Metin:
- - - -

Saraç, babasının ilmi faaliyetleri ve kendisinin akademik çalışmaları devam ederken baba-evlat ilişkilerinin nasıl geliştiğine değinerek, babasının kendisinin belli yeterliklere sahip olmasını istediğini belirtti.
Kendisinden Osmanlı Türkçesi'ni güzel yazmasını, öğrenmesini, dini bilgilerinin sağlam olmasını istediğini ve insana doğruyu, güzeli gösterme niteliği taşıyan "hikemi" şiir okumaya teşvik ettiğini aktaran Saraç, "Babam çok yumuşak bir tabiata sahipti. Hayatımda hiçbir zaman sert, şiddetli bir sözünü işitmiş değilim. Hatta evde annemle herhangi bir münakaşasına dahi şahit olmadım. Bu da tabii bize çok tesir etti." diye konuştu.
Saraç, babasının hoca olacak bir insanın müktesebatının geniş ve çeşitli fenlerde bilgi sahibi olması tavsiyesinde bulunduğunu dile getirerek, "Hatta zaman zaman beni de 'Musiki makamlarını niye bilmiyorsun' diyerek eleştirirdi. Kendisi Türk sanat musikisinden herhangi bir musiki dinlediğinde, makamını tefrik edebilirdi." şeklinde konuştu.

- - - -

Talep 1:
Yukarıdaki metni baştan sona, hiçbir değişiklik yapmadan eksiksiz olarak çıkarın.

- - - -

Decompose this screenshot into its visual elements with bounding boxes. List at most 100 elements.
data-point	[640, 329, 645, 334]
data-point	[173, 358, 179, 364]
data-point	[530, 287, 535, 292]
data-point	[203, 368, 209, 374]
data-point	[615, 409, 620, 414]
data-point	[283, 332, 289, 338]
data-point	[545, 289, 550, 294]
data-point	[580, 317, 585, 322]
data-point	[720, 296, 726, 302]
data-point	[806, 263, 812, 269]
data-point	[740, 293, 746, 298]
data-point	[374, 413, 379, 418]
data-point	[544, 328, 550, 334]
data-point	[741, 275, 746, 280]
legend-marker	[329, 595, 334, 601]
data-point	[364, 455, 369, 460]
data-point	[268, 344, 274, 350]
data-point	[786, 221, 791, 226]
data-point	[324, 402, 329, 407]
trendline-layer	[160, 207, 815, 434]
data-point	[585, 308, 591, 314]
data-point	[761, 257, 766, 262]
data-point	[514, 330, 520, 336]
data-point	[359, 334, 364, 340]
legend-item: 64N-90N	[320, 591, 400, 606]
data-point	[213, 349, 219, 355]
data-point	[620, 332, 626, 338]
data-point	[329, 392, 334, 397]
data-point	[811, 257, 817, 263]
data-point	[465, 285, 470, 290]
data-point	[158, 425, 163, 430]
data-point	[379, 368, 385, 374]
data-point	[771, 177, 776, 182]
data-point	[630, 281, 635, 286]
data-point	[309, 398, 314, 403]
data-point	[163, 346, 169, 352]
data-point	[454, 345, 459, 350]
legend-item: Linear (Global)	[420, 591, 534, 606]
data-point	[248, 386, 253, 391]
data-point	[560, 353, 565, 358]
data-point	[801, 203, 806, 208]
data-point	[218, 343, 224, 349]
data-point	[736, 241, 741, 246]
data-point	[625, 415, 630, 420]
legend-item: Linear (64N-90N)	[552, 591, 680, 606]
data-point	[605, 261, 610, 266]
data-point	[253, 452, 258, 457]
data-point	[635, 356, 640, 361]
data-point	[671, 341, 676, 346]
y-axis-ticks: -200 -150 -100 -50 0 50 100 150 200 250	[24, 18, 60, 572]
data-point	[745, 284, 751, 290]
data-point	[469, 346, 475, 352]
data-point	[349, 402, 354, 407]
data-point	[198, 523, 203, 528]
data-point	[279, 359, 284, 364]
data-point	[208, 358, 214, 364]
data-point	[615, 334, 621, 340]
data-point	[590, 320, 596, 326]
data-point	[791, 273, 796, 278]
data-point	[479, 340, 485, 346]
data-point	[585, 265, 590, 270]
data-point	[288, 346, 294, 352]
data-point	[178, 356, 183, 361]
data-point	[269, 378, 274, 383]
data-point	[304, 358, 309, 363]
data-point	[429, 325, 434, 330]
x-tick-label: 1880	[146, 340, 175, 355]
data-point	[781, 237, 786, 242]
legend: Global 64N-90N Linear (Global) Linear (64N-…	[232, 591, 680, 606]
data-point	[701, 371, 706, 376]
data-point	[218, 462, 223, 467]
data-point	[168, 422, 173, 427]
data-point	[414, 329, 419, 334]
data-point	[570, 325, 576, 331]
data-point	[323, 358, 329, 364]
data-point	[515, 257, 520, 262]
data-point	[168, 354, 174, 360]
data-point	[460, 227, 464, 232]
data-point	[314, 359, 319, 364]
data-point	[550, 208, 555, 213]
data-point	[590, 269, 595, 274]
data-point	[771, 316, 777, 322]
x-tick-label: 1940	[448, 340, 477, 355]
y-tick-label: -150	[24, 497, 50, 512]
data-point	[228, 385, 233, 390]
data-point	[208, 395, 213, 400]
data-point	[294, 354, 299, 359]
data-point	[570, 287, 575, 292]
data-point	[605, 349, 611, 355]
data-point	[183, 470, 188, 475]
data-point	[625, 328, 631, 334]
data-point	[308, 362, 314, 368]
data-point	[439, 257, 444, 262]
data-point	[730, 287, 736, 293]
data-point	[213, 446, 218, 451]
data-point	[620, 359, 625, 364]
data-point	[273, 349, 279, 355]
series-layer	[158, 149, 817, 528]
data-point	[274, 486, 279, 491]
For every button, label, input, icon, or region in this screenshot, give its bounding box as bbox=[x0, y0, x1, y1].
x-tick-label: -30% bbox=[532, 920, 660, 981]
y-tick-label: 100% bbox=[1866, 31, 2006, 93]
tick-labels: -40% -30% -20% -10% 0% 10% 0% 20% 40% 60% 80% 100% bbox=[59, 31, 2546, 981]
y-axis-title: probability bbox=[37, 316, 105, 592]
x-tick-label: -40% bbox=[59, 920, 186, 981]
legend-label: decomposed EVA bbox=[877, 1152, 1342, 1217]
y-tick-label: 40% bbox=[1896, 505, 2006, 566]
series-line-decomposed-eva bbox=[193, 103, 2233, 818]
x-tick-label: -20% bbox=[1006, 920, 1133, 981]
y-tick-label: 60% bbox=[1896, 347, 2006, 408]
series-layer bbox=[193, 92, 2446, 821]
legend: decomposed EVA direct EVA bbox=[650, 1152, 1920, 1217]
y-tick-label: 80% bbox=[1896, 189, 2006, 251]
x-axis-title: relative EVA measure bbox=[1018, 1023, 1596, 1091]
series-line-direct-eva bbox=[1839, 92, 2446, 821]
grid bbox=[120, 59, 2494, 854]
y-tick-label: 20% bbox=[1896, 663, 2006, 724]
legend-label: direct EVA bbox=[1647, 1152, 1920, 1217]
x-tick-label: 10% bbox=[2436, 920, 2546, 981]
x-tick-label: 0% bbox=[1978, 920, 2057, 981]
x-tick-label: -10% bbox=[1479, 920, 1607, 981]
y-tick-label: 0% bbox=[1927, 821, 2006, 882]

- - - -

Talep 2:
Sağlanan verilerdeki satırları ilk satırdan başlayarak aynen kopyalayın ve "289, 550, 294]" ifadesini içeren satırdan sonra durun; bu iki uç satır da dahildir, başka satır eklemeyin.

Çözüm 1:
Saraç, babasının ilmi faaliyetleri ve kendisinin akademik çalışmaları devam ederken baba-evlat ilişkilerinin nasıl geliştiğine değinerek, babasının kendisinin belli yeterliklere sahip olmasını istediğini belirtti.
Kendisinden Osmanlı Türkçesi'ni güzel yazmasını, öğrenmesini, dini bilgilerinin sağlam olmasını istediğini ve insana doğruyu, güzeli gösterme niteliği taşıyan "hikemi" şiir okumaya teşvik ettiğini aktaran Saraç, "Babam çok yumuşak bir tabiata sahipti. Hayatımda hiçbir zaman sert, şiddetli bir sözünü işitmiş değilim. Hatta evde annemle herhangi bir münakaşasına dahi şahit olmadım. Bu da tabii bize çok tesir etti." diye konuştu.
Saraç, babasının hoca olacak bir insanın müktesebatının geniş ve çeşitli fenlerde bilgi sahibi olması tavsiyesinde bulunduğunu dile getirerek, "Hatta zaman zaman beni de 'Musiki makamlarını niye bilmiyorsun' diyerek eleştirirdi. Kendisi Türk sanat musikisinden herhangi bir musiki dinlediğinde, makamını tefrik edebilirdi." şeklinde konuştu.

Çözüm 2:
Decompose this screenshot into its visual elements with bounding boxes. List at most 100 elements.
data-point	[640, 329, 645, 334]
data-point	[173, 358, 179, 364]
data-point	[530, 287, 535, 292]
data-point	[203, 368, 209, 374]
data-point	[615, 409, 620, 414]
data-point	[283, 332, 289, 338]
data-point	[545, 289, 550, 294]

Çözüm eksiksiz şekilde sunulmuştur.